- **Document section**
# Make Up a Story Game



## RubyTuesday (Aug 3, 2007)

...using 5 words.

Basically those are the rules: you have to make up a story using 5 words (or terms) that the previous poster chooses.

O.K. My 5 words are...

Elephant
Sexy-time
Obama
Accident
Palm reader


----------



## Freedom2010 (Jan 29, 2009)

The Elephant who everyone knew by the name "Sexy-time" went to the palm reader to get his fortune told. The palm reader said the elephant would become a great ruler someday. The elephant followed the palm reader's prophecy and ended up ruling over Africa, Asia, and Antartica. A few years later, the time came for him to rule over America. He kicked out Obama and became the new President of the United States. There was no accident in this palm reader's prophecy. Sexy-time became the best president America has ever seen.

Next 5 words:
crayon
mop 
asprin
shoe
hopscotch


----------



## epril (Mar 24, 2009)

Freedom2010 said:


> The Elephant who everyone knew by the name "Sexy-time" went to the palm reader to get his fortune told. The palm reader said the elephant would become a great ruler someday. The elephant followed the palm reader's prophecy and ended up ruling over Africa, Asia, and Antartica. A few years later, the time came for him to rule over America. He kicked out Obama and became the new President of the United States. There was no accident in this palm reader's prophecy. Sexy-time became the best president America has ever seen.
> 
> Next 5 words:
> crayon
> ...


My friend Shoe and I went out to play hopscotch. Shoe was, as usual, complaining of a socially induced stress headache. I popped some aspirin into her mouth, because my mom had previously overdosed on all the asprin in the house. Unfortunately, Shoe had an allergic reaction, not to the aspirin, but to the sweat from my hand as I had grazed her mouth. She fell, convulsing spastically to the ground, hitting her head on the pavement, and dying instantly. As I am an ex homicide detective, I reached into my pocket and pulled out the only (other) thing I had hidden in it. A crayon, which I quickly and efficiently used to outline her body. I further ran back into the bar and grabbed a mop from inside the men's bathroom. I swiftly and bravely leaped back to the scene and mopped up the diet coke. As I was doing this, I looked over my shoulder and saw these 5 things in the not so distant vicinity:

grocery bag
alien skin
nutcracker
dead camel
gum


----------



## woot (Aug 7, 2009)

- **Data shown**
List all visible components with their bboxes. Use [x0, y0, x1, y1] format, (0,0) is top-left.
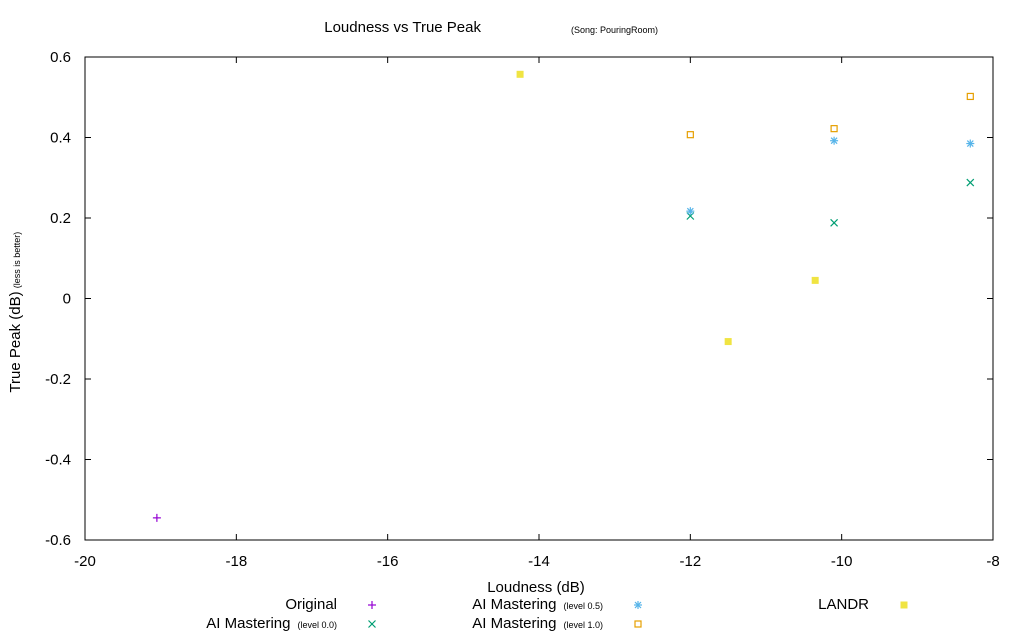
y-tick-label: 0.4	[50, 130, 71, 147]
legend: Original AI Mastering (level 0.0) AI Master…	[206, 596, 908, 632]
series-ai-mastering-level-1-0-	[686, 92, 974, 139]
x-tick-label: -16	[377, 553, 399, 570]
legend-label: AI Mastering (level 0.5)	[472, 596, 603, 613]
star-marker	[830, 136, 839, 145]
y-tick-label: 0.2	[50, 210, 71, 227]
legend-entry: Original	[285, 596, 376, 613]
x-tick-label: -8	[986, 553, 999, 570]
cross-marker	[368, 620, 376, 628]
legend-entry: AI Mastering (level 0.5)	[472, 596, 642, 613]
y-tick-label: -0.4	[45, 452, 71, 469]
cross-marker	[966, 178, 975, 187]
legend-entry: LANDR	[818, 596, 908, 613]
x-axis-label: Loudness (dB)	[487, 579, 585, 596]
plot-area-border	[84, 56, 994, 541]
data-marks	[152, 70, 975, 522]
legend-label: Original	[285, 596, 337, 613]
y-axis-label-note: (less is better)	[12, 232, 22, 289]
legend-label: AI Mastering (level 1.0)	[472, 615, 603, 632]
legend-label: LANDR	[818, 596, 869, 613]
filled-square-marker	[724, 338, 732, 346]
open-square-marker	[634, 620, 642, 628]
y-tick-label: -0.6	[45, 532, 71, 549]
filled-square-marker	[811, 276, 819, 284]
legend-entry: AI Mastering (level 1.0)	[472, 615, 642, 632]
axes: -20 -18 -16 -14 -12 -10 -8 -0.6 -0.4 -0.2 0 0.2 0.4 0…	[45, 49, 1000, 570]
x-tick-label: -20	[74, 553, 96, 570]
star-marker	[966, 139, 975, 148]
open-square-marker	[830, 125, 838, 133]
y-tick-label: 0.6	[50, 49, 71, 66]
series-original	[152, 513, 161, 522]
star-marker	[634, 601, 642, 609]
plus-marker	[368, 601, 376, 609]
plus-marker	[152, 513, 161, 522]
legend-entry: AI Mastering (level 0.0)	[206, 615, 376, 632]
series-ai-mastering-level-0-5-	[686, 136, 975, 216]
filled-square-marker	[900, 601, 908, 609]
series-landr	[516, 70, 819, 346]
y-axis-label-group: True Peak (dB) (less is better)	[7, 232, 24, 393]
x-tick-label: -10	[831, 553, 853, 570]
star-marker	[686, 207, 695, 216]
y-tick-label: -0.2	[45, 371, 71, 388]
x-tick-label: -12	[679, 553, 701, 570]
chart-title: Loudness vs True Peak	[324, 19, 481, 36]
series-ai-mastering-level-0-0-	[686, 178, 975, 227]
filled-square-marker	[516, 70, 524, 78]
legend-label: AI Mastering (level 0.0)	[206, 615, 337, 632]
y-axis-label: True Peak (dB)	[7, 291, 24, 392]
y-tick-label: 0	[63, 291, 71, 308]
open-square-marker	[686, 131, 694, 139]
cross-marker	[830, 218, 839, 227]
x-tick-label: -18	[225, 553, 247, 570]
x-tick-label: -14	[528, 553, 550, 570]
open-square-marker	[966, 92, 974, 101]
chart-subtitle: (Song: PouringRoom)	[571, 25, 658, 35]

- **Goals**
• a. Using the story game thread, mark each statement yes or no, and quote the exact words from the thread that settle it. (i) Each story must use 5 words or terms picked by the previous poster. (ii) In epril's story, Shoe was allergic to the aspirin. (iii) In Freedom2010's story, the palm reader said the elephant would someday become a great ruler.
• b. Use the story game thread to answer each question on its own line:
(i) What date is on RubyTuesday's post?
(ii) In epril's story, where does the mop come from?
(iii) What is the last of the five words at the end of epril's post?
• c. Write out the stretch of the story game thread from "# Make Up a" through "previous poster chooses.".
None of the data above is needed.

- **Expected responses**
• a.
(i) Yes: "you have to make up a story using 5 words (or terms) that the previous poster chooses"
(ii) No: "Shoe had an allergic reaction, not to the aspirin, but to the sweat from my hand"
(iii) Yes: "The palm reader said the elephant would become a great ruler someday."

• b.
(i) Aug 3, 2007
(ii) From inside the men's bathroom in the bar
(iii) Gum

• c.
# Make Up a Story Game



## RubyTuesday (Aug 3, 2007)

...using 5 words.

Basically those are the rules: you have to make up a story using 5 words (or terms) that the previous poster chooses.